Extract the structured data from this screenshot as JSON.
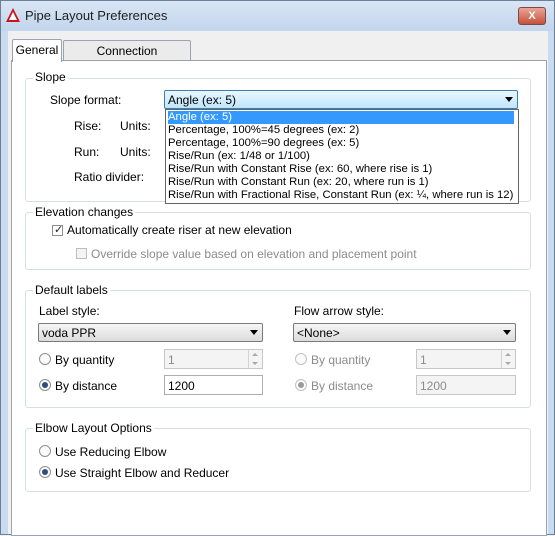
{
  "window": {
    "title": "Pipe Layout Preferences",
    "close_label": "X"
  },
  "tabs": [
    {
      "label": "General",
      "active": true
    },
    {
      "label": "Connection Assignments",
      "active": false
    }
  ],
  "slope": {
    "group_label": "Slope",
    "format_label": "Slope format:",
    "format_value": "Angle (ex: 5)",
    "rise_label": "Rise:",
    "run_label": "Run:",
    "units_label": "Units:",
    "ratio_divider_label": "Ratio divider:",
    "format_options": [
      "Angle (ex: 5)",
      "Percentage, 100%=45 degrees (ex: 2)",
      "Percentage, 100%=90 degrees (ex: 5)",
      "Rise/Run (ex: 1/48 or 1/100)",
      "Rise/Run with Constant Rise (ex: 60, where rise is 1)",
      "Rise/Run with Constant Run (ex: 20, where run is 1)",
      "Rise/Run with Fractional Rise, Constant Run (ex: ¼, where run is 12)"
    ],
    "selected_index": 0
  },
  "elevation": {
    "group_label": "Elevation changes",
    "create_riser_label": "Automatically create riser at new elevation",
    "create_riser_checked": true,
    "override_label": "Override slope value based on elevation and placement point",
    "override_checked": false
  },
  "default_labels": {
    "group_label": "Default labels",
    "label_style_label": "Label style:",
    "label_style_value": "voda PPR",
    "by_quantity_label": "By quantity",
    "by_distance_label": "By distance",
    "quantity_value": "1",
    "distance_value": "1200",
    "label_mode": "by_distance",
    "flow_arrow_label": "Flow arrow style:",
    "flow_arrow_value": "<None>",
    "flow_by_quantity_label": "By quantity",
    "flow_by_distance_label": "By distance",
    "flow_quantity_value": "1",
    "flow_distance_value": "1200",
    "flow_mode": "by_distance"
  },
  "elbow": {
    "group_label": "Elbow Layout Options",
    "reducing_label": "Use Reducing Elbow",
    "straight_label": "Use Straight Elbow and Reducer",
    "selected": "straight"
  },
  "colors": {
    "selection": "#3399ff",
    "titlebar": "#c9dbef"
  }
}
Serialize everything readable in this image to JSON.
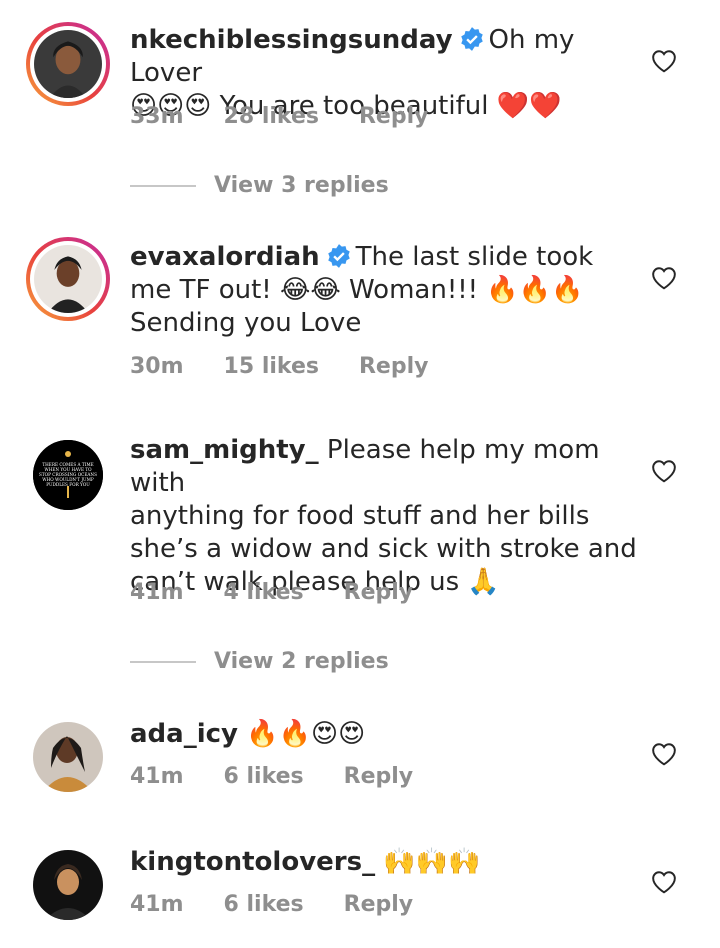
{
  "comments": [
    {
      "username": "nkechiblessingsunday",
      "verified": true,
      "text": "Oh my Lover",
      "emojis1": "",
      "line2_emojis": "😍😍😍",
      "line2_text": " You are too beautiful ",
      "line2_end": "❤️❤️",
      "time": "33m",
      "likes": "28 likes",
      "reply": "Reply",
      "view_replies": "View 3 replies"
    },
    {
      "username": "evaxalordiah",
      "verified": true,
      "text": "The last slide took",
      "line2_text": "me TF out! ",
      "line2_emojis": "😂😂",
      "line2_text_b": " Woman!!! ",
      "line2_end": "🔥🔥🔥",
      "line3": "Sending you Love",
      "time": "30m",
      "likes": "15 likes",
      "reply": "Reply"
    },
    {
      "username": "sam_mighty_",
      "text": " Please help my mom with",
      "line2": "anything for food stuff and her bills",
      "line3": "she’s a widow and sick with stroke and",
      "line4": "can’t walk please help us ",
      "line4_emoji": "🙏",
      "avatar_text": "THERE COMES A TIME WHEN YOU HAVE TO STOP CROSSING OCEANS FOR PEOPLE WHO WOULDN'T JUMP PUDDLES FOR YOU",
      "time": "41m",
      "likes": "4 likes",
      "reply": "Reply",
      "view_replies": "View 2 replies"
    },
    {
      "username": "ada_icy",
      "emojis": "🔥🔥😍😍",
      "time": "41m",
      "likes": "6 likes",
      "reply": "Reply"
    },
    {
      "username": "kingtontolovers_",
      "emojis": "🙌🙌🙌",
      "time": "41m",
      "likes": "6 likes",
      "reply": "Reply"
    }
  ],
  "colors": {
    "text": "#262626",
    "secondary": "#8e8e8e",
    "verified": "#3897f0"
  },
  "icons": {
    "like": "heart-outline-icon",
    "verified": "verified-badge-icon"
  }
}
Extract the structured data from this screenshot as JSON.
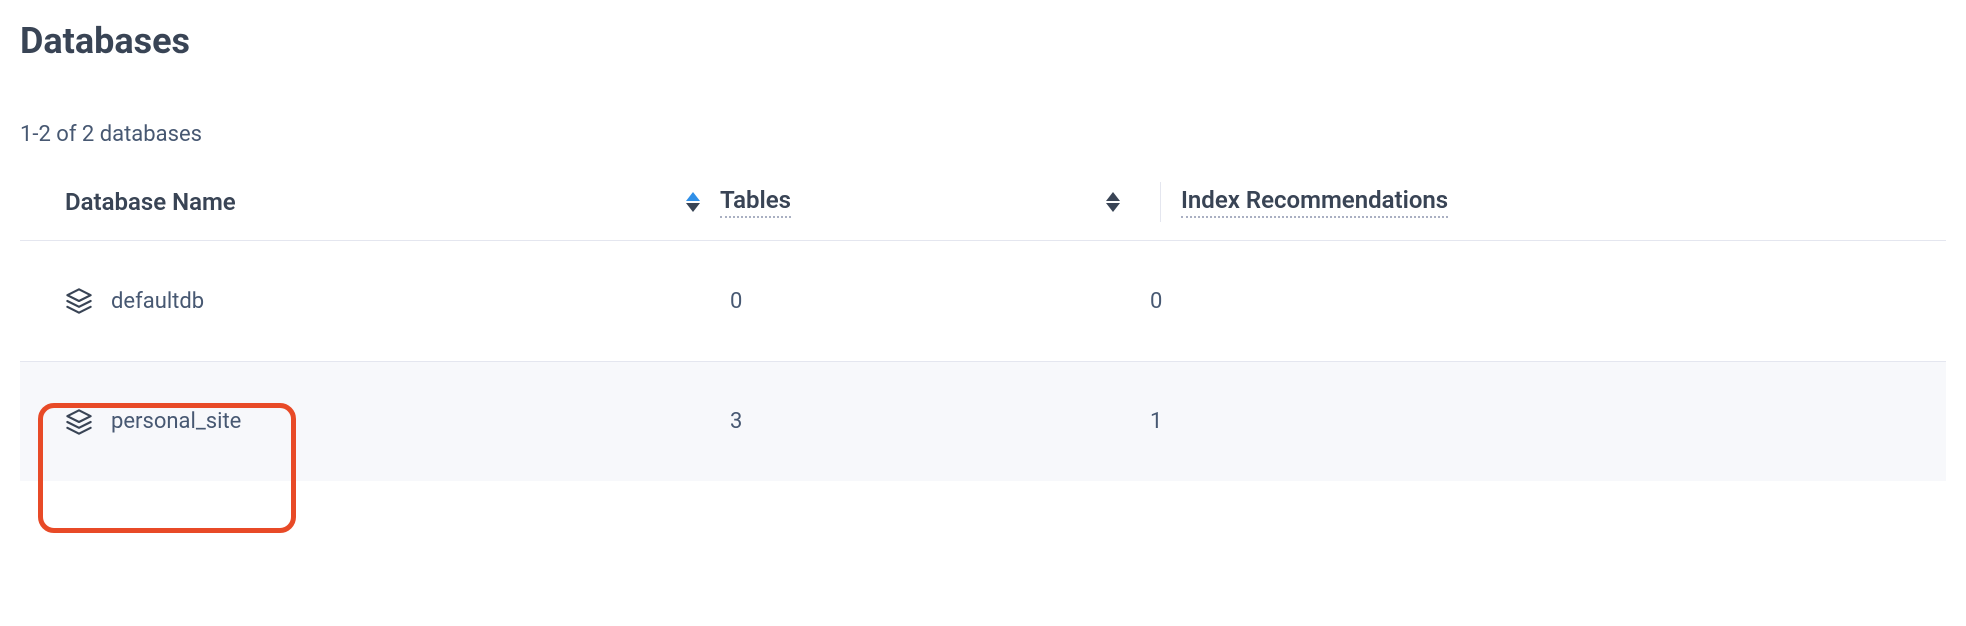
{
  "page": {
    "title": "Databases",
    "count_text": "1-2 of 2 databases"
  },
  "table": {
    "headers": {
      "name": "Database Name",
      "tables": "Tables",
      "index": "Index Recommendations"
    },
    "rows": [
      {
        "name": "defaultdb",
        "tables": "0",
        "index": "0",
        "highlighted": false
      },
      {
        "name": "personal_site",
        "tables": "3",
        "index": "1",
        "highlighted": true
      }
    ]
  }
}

* Exercise instructions
Show all lines in the entries above where the word "Layout" appears.

* Output for this exercise
    "title": "Pipe Layout Preferences",
    "group_label": "Elbow Layout Options",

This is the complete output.